What you are asked to do
Retype all material exactly. Pictures stay out of the copy.

Saved entries
------------------------------
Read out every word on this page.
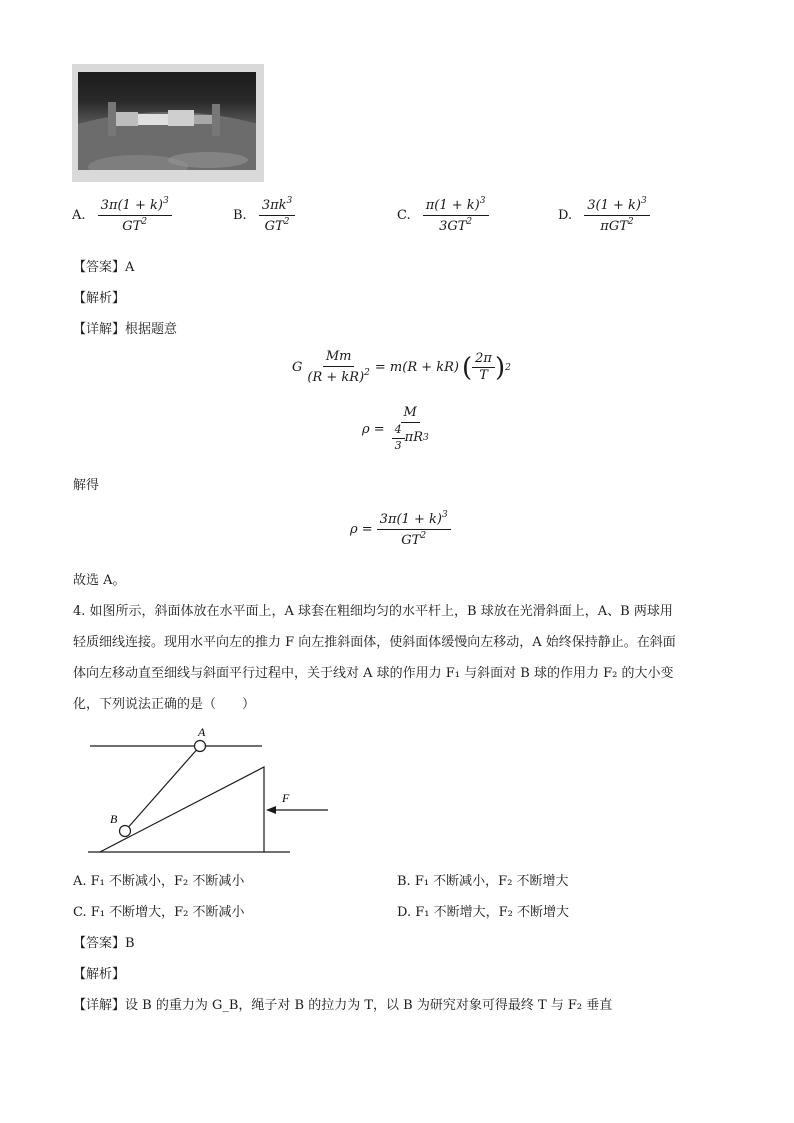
A. $\frac{3\pi(1 + k)^3}{GT^2}$	B. $\frac{3\pi k^3}{GT^2}$	C. $\frac{\pi(1 + k)^3}{3GT^2}$	D. $\frac{3(1 + k)^3}{\pi GT^2}$
【答案】A
【解析】
【详解】根据题意
G $\frac{Mm}{(R + kR)^2} = m(R + kR)$ ( $\frac{2\pi}{T}$ ) 2
$\rho = \frac{M}{\frac{4}{3} \pi R 3}$
解得
$\rho = \frac{3\pi(1 + k)^3}{GT^2}$
故选 A。
4. 如图所示，斜面体放在水平面上，A 球套在粗细均匀的水平杆上，B 球放在光滑斜面上，A、B 两球用
轻质细线连接。现用水平向左的推力 F 向左推斜面体，使斜面体缓慢向左移动，A 始终保持静止。在斜面
体向左移动直至细线与斜面平行过程中，关于线对 A 球的作用力 F₁ 与斜面对 B 球的作用力 F₂ 的大小变
化，下列说法正确的是（　　）
A
B
F
A. F₁ 不断减小，F₂ 不断减小	B. F₁ 不断减小，F₂ 不断增大
C. F₁ 不断增大，F₂ 不断减小	D. F₁ 不断增大，F₂ 不断增大
【答案】B
【解析】
【详解】设 B 的重力为 G_B，绳子对 B 的拉力为 T，以 B 为研究对象可得最终 T 与 F₂ 垂直
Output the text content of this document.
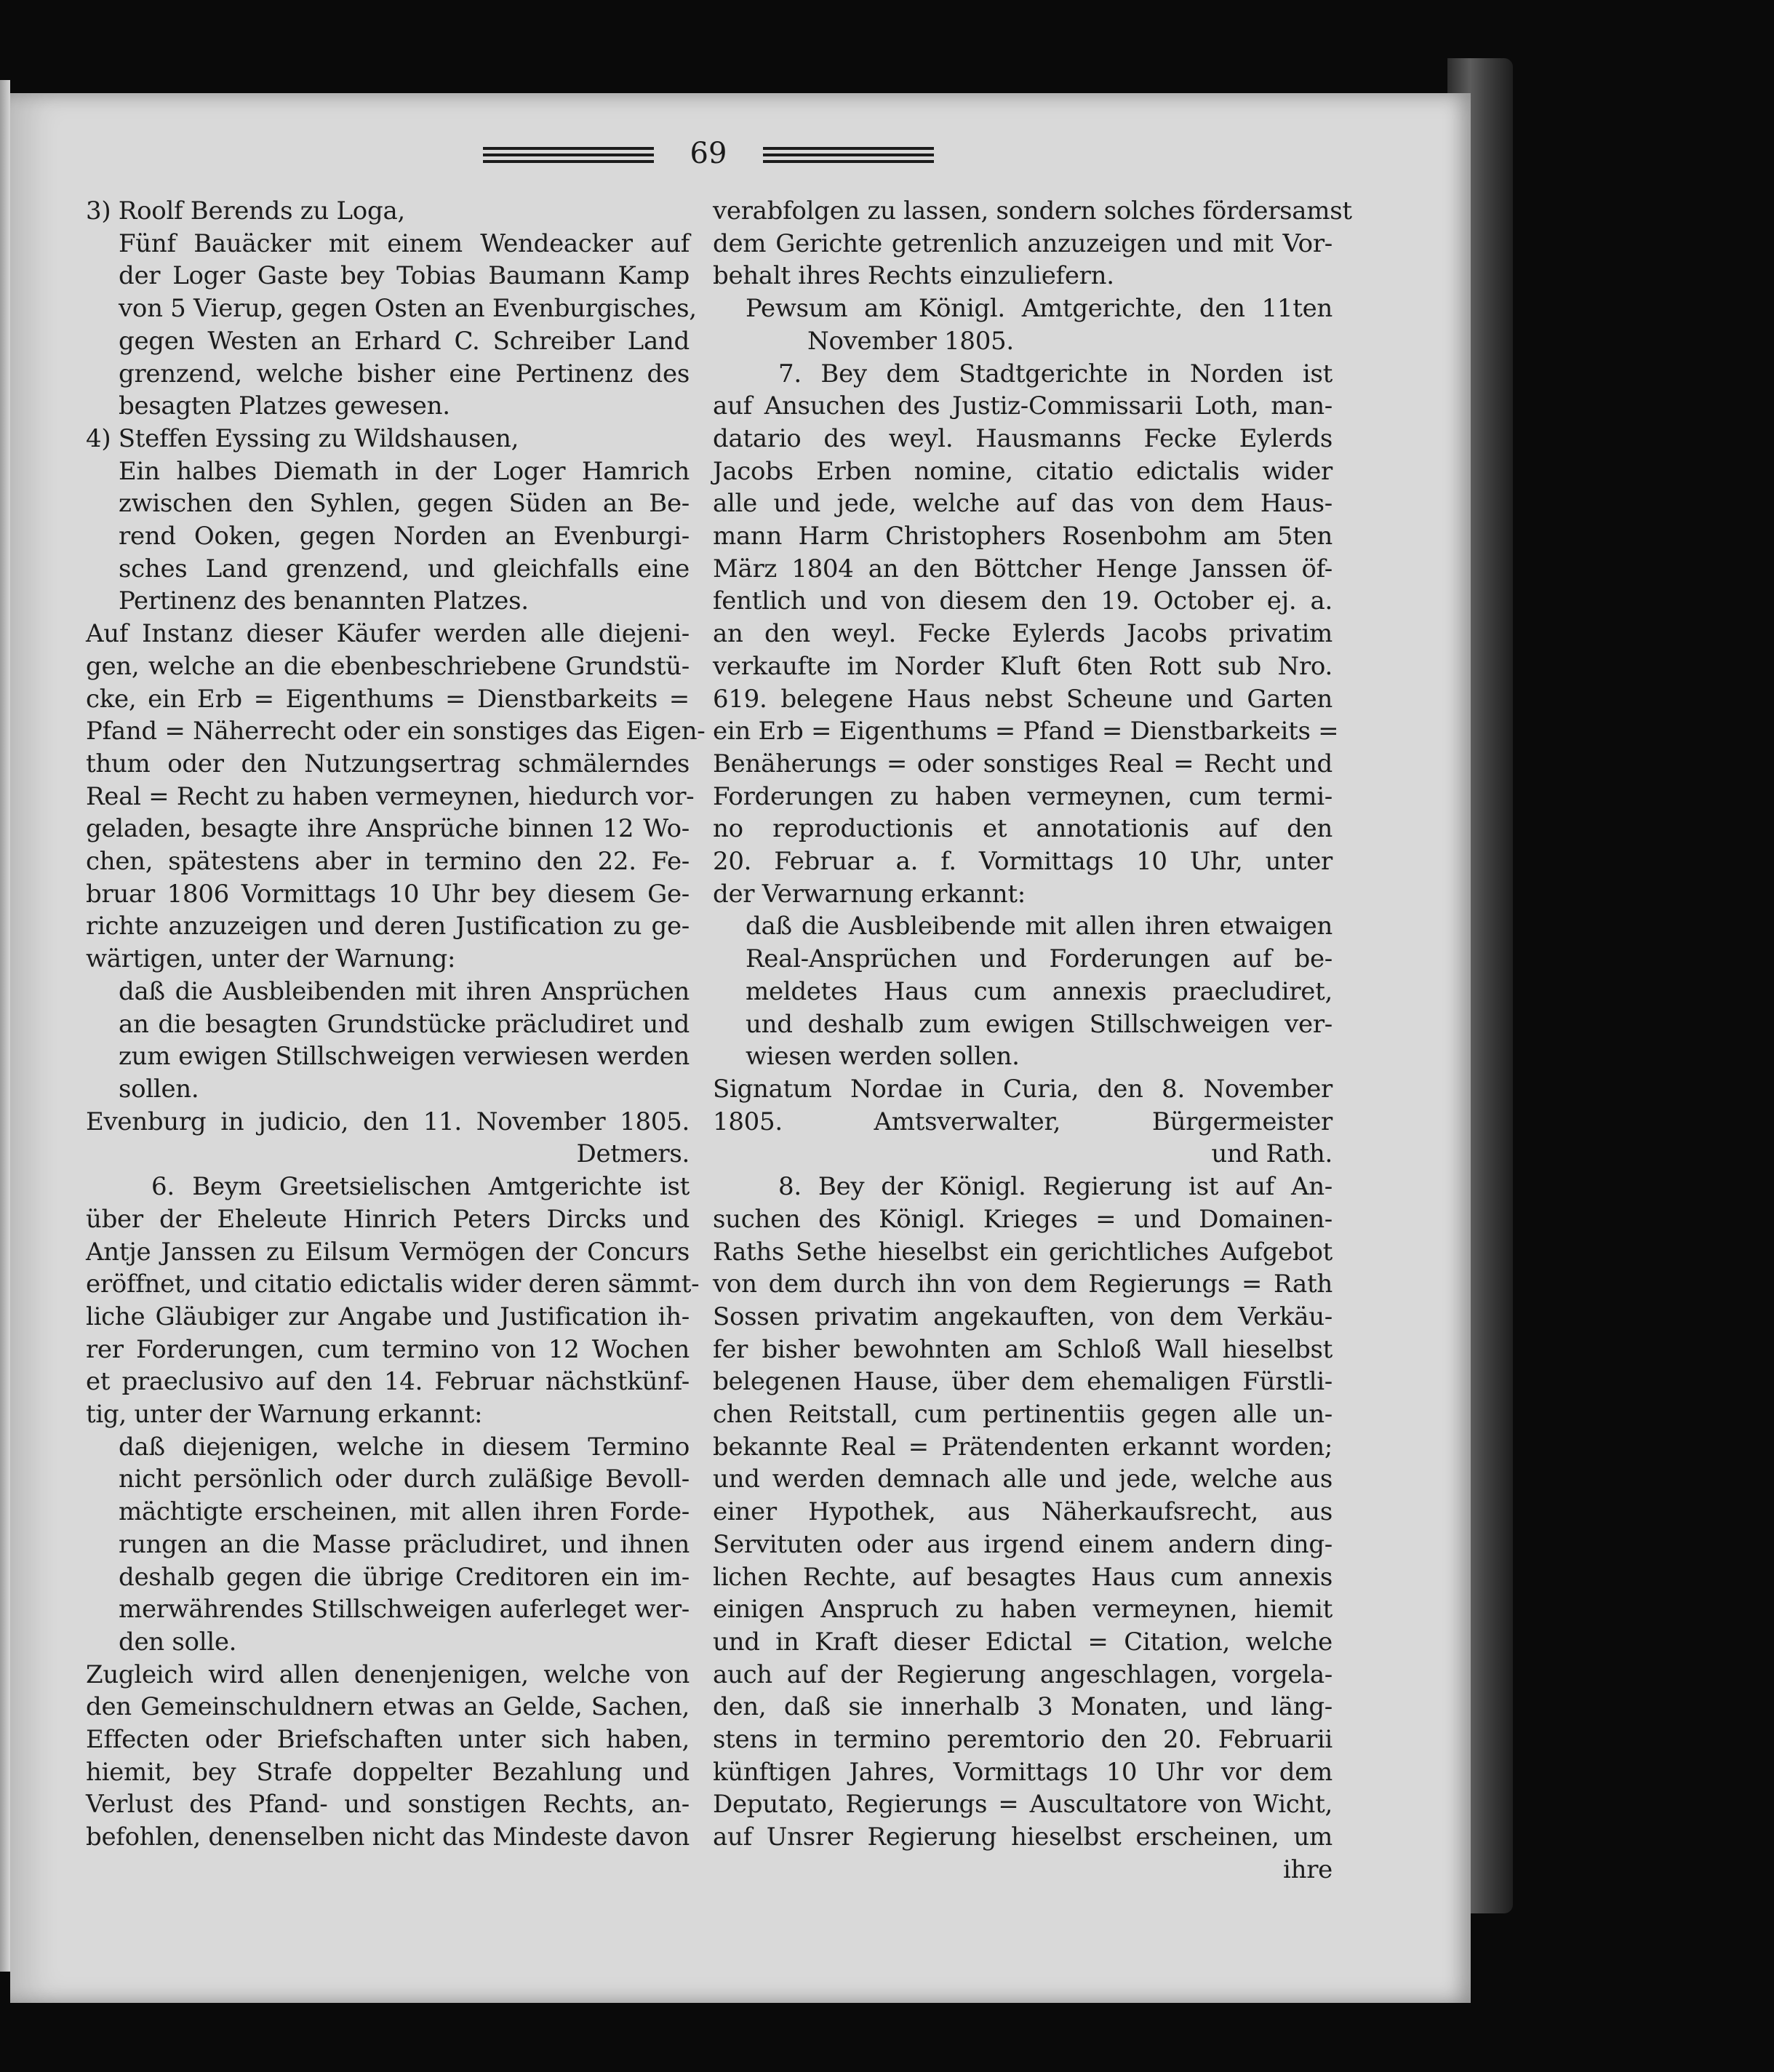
69
3) Roolf Berends zu Loga,
Fünf Bauäcker mit einem Wendeacker auf
der Loger Gaste bey Tobias Baumann Kamp
von 5 Vierup, gegen Osten an Evenburgisches,
gegen Westen an Erhard C. Schreiber Land
grenzend, welche bisher eine Pertinenz des
besagten Platzes gewesen.
4) Steffen Eyssing zu Wildshausen,
Ein halbes Diemath in der Loger Hamrich
zwischen den Syhlen, gegen Süden an Be-
rend Ooken, gegen Norden an Evenburgi-
sches Land grenzend, und gleichfalls eine
Pertinenz des benannten Platzes.
Auf Instanz dieser Käufer werden alle diejeni-
gen, welche an die ebenbeschriebene Grundstü-
cke, ein Erb = Eigenthums = Dienstbarkeits =
Pfand = Näherrecht oder ein sonstiges das Eigen-
thum oder den Nutzungsertrag schmälerndes
Real = Recht zu haben vermeynen, hiedurch vor-
geladen, besagte ihre Ansprüche binnen 12 Wo-
chen, spätestens aber in termino den 22. Fe-
bruar 1806 Vormittags 10 Uhr bey diesem Ge-
richte anzuzeigen und deren Justification zu ge-
wärtigen, unter der Warnung:
daß die Ausbleibenden mit ihren Ansprüchen
an die besagten Grundstücke präcludiret und
zum ewigen Stillschweigen verwiesen werden
sollen.
Evenburg in judicio, den 11. November 1805.
Detmers.
6. Beym Greetsielischen Amtgerichte ist
über der Eheleute Hinrich Peters Dircks und
Antje Janssen zu Eilsum Vermögen der Concurs
eröffnet, und citatio edictalis wider deren sämmt-
liche Gläubiger zur Angabe und Justification ih-
rer Forderungen, cum termino von 12 Wochen
et praeclusivo auf den 14. Februar nächstkünf-
tig, unter der Warnung erkannt:
daß diejenigen, welche in diesem Termino
nicht persönlich oder durch zuläßige Bevoll-
mächtigte erscheinen, mit allen ihren Forde-
rungen an die Masse präcludiret, und ihnen
deshalb gegen die übrige Creditoren ein im-
merwährendes Stillschweigen auferleget wer-
den solle.
Zugleich wird allen denenjenigen, welche von
den Gemeinschuldnern etwas an Gelde, Sachen,
Effecten oder Briefschaften unter sich haben,
hiemit, bey Strafe doppelter Bezahlung und
Verlust des Pfand- und sonstigen Rechts, an-
befohlen, denenselben nicht das Mindeste davon
verabfolgen zu lassen, sondern solches fördersamst
dem Gerichte getrenlich anzuzeigen und mit Vor-
behalt ihres Rechts einzuliefern.
Pewsum am Königl. Amtgerichte, den 11ten
November 1805.
7. Bey dem Stadtgerichte in Norden ist
auf Ansuchen des Justiz-Commissarii Loth, man-
datario des weyl. Hausmanns Fecke Eylerds
Jacobs Erben nomine, citatio edictalis wider
alle und jede, welche auf das von dem Haus-
mann Harm Christophers Rosenbohm am 5ten
März 1804 an den Böttcher Henge Janssen öf-
fentlich und von diesem den 19. October ej. a.
an den weyl. Fecke Eylerds Jacobs privatim
verkaufte im Norder Kluft 6ten Rott sub Nro.
619. belegene Haus nebst Scheune und Garten
ein Erb = Eigenthums = Pfand = Dienstbarkeits =
Benäherungs = oder sonstiges Real = Recht und
Forderungen zu haben vermeynen, cum termi-
no reproductionis et annotationis auf den
20. Februar a. f. Vormittags 10 Uhr, unter
der Verwarnung erkannt:
daß die Ausbleibende mit allen ihren etwaigen
Real-Ansprüchen und Forderungen auf be-
meldetes Haus cum annexis praecludiret,
und deshalb zum ewigen Stillschweigen ver-
wiesen werden sollen.
Signatum Nordae in Curia, den 8. November
1805. Amtsverwalter, Bürgermeister
und Rath.
8. Bey der Königl. Regierung ist auf An-
suchen des Königl. Krieges = und Domainen-
Raths Sethe hieselbst ein gerichtliches Aufgebot
von dem durch ihn von dem Regierungs = Rath
Sossen privatim angekauften, von dem Verkäu-
fer bisher bewohnten am Schloß Wall hieselbst
belegenen Hause, über dem ehemaligen Fürstli-
chen Reitstall, cum pertinentiis gegen alle un-
bekannte Real = Prätendenten erkannt worden;
und werden demnach alle und jede, welche aus
einer Hypothek, aus Näherkaufsrecht, aus
Servituten oder aus irgend einem andern ding-
lichen Rechte, auf besagtes Haus cum annexis
einigen Anspruch zu haben vermeynen, hiemit
und in Kraft dieser Edictal = Citation, welche
auch auf der Regierung angeschlagen, vorgela-
den, daß sie innerhalb 3 Monaten, und läng-
stens in termino peremtorio den 20. Februarii
künftigen Jahres, Vormittags 10 Uhr vor dem
Deputato, Regierungs = Auscultatore von Wicht,
auf Unsrer Regierung hieselbst erscheinen, um
ihre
------------------------------
Exercise solution
Read out every word on this page.
A. $\frac{3\pi(1 + k)^3}{GT^2}$	B. $\frac{3\pi k^3}{GT^2}$	C. $\frac{\pi(1 + k)^3}{3GT^2}$	D. $\frac{3(1 + k)^3}{\pi GT^2}$
【答案】A
【解析】
【详解】根据题意
G $\frac{Mm}{(R + kR)^2} = m(R + kR)$ ( $\frac{2\pi}{T}$ ) 2
$\rho = \frac{M}{\frac{4}{3} \pi R 3}$
解得
$\rho = \frac{3\pi(1 + k)^3}{GT^2}$
故选 A。
4. 如图所示，斜面体放在水平面上，A 球套在粗细均匀的水平杆上，B 球放在光滑斜面上，A、B 两球用
轻质细线连接。现用水平向左的推力 F 向左推斜面体，使斜面体缓慢向左移动，A 始终保持静止。在斜面
体向左移动直至细线与斜面平行过程中，关于线对 A 球的作用力 F₁ 与斜面对 B 球的作用力 F₂ 的大小变
化，下列说法正确的是（　　）
A
B
F
A. F₁ 不断减小，F₂ 不断减小	B. F₁ 不断减小，F₂ 不断增大
C. F₁ 不断增大，F₂ 不断减小	D. F₁ 不断增大，F₂ 不断增大
【答案】B
【解析】
【详解】设 B 的重力为 G_B，绳子对 B 的拉力为 T，以 B 为研究对象可得最终 T 与 F₂ 垂直
Output the text content of this document.
69
3) Roolf Berends zu Loga,
Fünf Bauäcker mit einem Wendeacker auf
der Loger Gaste bey Tobias Baumann Kamp
von 5 Vierup, gegen Osten an Evenburgisches,
gegen Westen an Erhard C. Schreiber Land
grenzend, welche bisher eine Pertinenz des
besagten Platzes gewesen.
4) Steffen Eyssing zu Wildshausen,
Ein halbes Diemath in der Loger Hamrich
zwischen den Syhlen, gegen Süden an Be-
rend Ooken, gegen Norden an Evenburgi-
sches Land grenzend, und gleichfalls eine
Pertinenz des benannten Platzes.
Auf Instanz dieser Käufer werden alle diejeni-
gen, welche an die ebenbeschriebene Grundstü-
cke, ein Erb = Eigenthums = Dienstbarkeits =
Pfand = Näherrecht oder ein sonstiges das Eigen-
thum oder den Nutzungsertrag schmälerndes
Real = Recht zu haben vermeynen, hiedurch vor-
geladen, besagte ihre Ansprüche binnen 12 Wo-
chen, spätestens aber in termino den 22. Fe-
bruar 1806 Vormittags 10 Uhr bey diesem Ge-
richte anzuzeigen und deren Justification zu ge-
wärtigen, unter der Warnung:
daß die Ausbleibenden mit ihren Ansprüchen
an die besagten Grundstücke präcludiret und
zum ewigen Stillschweigen verwiesen werden
sollen.
Evenburg in judicio, den 11. November 1805.
Detmers.
6. Beym Greetsielischen Amtgerichte ist
über der Eheleute Hinrich Peters Dircks und
Antje Janssen zu Eilsum Vermögen der Concurs
eröffnet, und citatio edictalis wider deren sämmt-
liche Gläubiger zur Angabe und Justification ih-
rer Forderungen, cum termino von 12 Wochen
et praeclusivo auf den 14. Februar nächstkünf-
tig, unter der Warnung erkannt:
daß diejenigen, welche in diesem Termino
nicht persönlich oder durch zuläßige Bevoll-
mächtigte erscheinen, mit allen ihren Forde-
rungen an die Masse präcludiret, und ihnen
deshalb gegen die übrige Creditoren ein im-
merwährendes Stillschweigen auferleget wer-
den solle.
Zugleich wird allen denenjenigen, welche von
den Gemeinschuldnern etwas an Gelde, Sachen,
Effecten oder Briefschaften unter sich haben,
hiemit, bey Strafe doppelter Bezahlung und
Verlust des Pfand- und sonstigen Rechts, an-
befohlen, denenselben nicht das Mindeste davon
verabfolgen zu lassen, sondern solches fördersamst
dem Gerichte getrenlich anzuzeigen und mit Vor-
behalt ihres Rechts einzuliefern.
Pewsum am Königl. Amtgerichte, den 11ten
November 1805.
7. Bey dem Stadtgerichte in Norden ist
auf Ansuchen des Justiz-Commissarii Loth, man-
datario des weyl. Hausmanns Fecke Eylerds
Jacobs Erben nomine, citatio edictalis wider
alle und jede, welche auf das von dem Haus-
mann Harm Christophers Rosenbohm am 5ten
März 1804 an den Böttcher Henge Janssen öf-
fentlich und von diesem den 19. October ej. a.
an den weyl. Fecke Eylerds Jacobs privatim
verkaufte im Norder Kluft 6ten Rott sub Nro.
619. belegene Haus nebst Scheune und Garten
ein Erb = Eigenthums = Pfand = Dienstbarkeits =
Benäherungs = oder sonstiges Real = Recht und
Forderungen zu haben vermeynen, cum termi-
no reproductionis et annotationis auf den
20. Februar a. f. Vormittags 10 Uhr, unter
der Verwarnung erkannt:
daß die Ausbleibende mit allen ihren etwaigen
Real-Ansprüchen und Forderungen auf be-
meldetes Haus cum annexis praecludiret,
und deshalb zum ewigen Stillschweigen ver-
wiesen werden sollen.
Signatum Nordae in Curia, den 8. November
1805. Amtsverwalter, Bürgermeister
und Rath.
8. Bey der Königl. Regierung ist auf An-
suchen des Königl. Krieges = und Domainen-
Raths Sethe hieselbst ein gerichtliches Aufgebot
von dem durch ihn von dem Regierungs = Rath
Sossen privatim angekauften, von dem Verkäu-
fer bisher bewohnten am Schloß Wall hieselbst
belegenen Hause, über dem ehemaligen Fürstli-
chen Reitstall, cum pertinentiis gegen alle un-
bekannte Real = Prätendenten erkannt worden;
und werden demnach alle und jede, welche aus
einer Hypothek, aus Näherkaufsrecht, aus
Servituten oder aus irgend einem andern ding-
lichen Rechte, auf besagtes Haus cum annexis
einigen Anspruch zu haben vermeynen, hiemit
und in Kraft dieser Edictal = Citation, welche
auch auf der Regierung angeschlagen, vorgela-
den, daß sie innerhalb 3 Monaten, und läng-
stens in termino peremtorio den 20. Februarii
künftigen Jahres, Vormittags 10 Uhr vor dem
Deputato, Regierungs = Auscultatore von Wicht,
auf Unsrer Regierung hieselbst erscheinen, um
ihre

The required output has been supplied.